# Exercise task
Count every line in the entries that contains "JSON". Report that count alone.

====

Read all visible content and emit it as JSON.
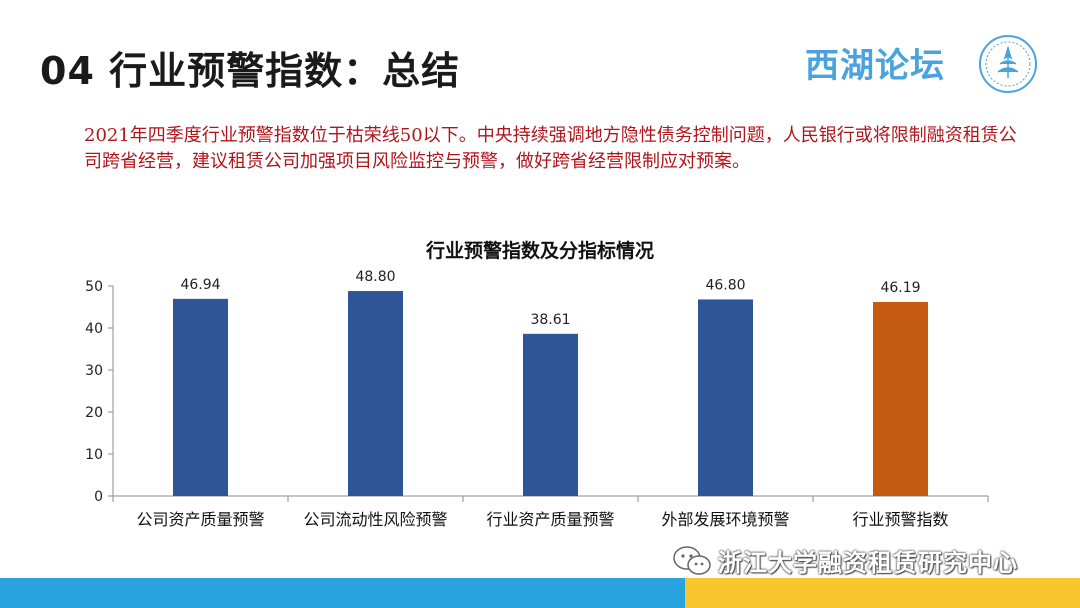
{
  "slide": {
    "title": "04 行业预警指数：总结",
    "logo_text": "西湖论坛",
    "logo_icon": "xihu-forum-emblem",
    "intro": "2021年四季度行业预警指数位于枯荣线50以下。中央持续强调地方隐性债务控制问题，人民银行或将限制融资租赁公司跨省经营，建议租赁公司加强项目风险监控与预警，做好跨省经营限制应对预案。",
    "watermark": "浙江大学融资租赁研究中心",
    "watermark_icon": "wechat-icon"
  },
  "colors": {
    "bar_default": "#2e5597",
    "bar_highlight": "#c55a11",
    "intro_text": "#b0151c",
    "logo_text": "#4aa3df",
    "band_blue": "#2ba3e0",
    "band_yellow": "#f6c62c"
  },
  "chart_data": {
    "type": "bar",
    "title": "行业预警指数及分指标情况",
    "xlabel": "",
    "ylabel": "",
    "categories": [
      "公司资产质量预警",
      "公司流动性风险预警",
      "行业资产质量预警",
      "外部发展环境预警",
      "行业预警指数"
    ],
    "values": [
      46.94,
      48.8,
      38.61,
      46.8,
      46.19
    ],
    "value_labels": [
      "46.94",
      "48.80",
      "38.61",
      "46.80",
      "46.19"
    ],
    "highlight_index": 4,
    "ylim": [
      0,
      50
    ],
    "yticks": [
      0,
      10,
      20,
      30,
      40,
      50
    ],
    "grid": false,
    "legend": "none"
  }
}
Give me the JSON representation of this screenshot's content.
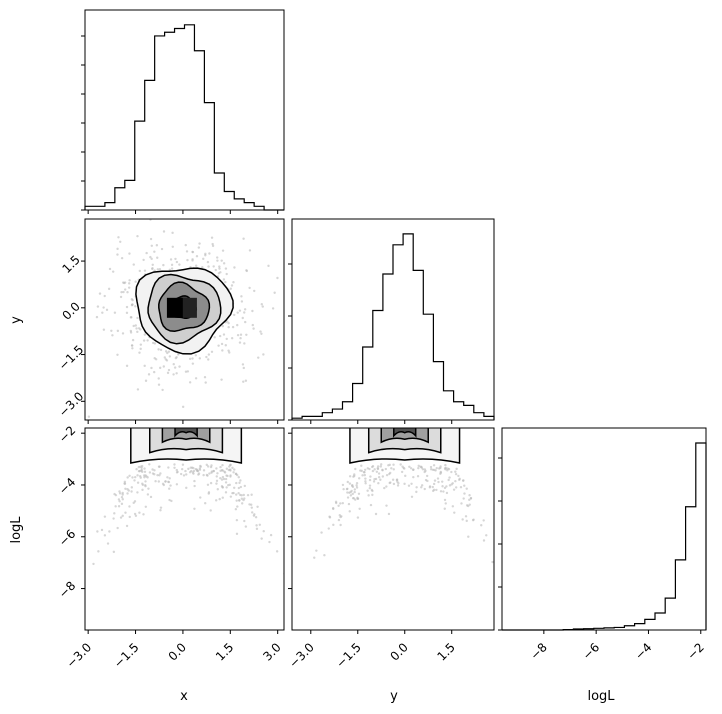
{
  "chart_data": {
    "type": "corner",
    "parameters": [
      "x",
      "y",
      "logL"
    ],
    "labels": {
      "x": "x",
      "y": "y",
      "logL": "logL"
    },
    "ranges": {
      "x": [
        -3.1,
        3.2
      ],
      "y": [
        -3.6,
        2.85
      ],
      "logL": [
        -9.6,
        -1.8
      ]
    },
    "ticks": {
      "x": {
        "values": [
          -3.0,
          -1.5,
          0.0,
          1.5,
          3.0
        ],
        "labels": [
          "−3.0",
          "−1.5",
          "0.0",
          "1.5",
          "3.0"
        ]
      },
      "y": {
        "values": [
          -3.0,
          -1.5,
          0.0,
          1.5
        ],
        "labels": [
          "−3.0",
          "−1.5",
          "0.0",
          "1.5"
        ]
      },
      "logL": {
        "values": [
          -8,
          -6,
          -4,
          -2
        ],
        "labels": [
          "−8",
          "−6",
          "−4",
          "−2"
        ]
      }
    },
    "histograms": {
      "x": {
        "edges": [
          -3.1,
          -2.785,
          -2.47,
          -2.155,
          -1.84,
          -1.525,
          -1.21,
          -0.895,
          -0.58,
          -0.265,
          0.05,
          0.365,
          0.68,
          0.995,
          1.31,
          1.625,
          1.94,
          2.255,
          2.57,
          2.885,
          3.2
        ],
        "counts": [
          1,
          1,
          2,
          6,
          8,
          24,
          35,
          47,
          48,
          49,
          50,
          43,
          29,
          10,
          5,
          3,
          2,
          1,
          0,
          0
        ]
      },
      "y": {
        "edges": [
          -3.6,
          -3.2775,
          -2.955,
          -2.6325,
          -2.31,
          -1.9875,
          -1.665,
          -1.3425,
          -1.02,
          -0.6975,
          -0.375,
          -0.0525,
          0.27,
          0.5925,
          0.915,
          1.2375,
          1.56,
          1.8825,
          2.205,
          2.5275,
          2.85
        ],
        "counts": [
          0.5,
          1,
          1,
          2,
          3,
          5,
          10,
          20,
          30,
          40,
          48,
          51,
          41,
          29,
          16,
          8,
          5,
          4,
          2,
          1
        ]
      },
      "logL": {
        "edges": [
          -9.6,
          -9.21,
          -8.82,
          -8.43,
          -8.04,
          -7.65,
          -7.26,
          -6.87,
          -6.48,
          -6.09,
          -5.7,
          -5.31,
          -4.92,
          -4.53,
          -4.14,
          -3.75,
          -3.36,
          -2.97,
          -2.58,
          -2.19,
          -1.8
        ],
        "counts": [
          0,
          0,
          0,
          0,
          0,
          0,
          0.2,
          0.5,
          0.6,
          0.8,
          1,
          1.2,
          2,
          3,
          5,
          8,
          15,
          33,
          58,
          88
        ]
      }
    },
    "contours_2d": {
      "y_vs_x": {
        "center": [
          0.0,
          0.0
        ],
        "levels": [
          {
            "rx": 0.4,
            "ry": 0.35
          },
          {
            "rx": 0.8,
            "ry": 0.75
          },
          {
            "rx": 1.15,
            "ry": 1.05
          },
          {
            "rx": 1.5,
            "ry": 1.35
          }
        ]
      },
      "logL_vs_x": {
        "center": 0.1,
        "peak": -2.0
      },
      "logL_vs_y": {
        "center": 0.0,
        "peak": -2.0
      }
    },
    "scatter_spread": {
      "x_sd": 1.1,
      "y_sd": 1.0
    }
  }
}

====

# Exercise output
2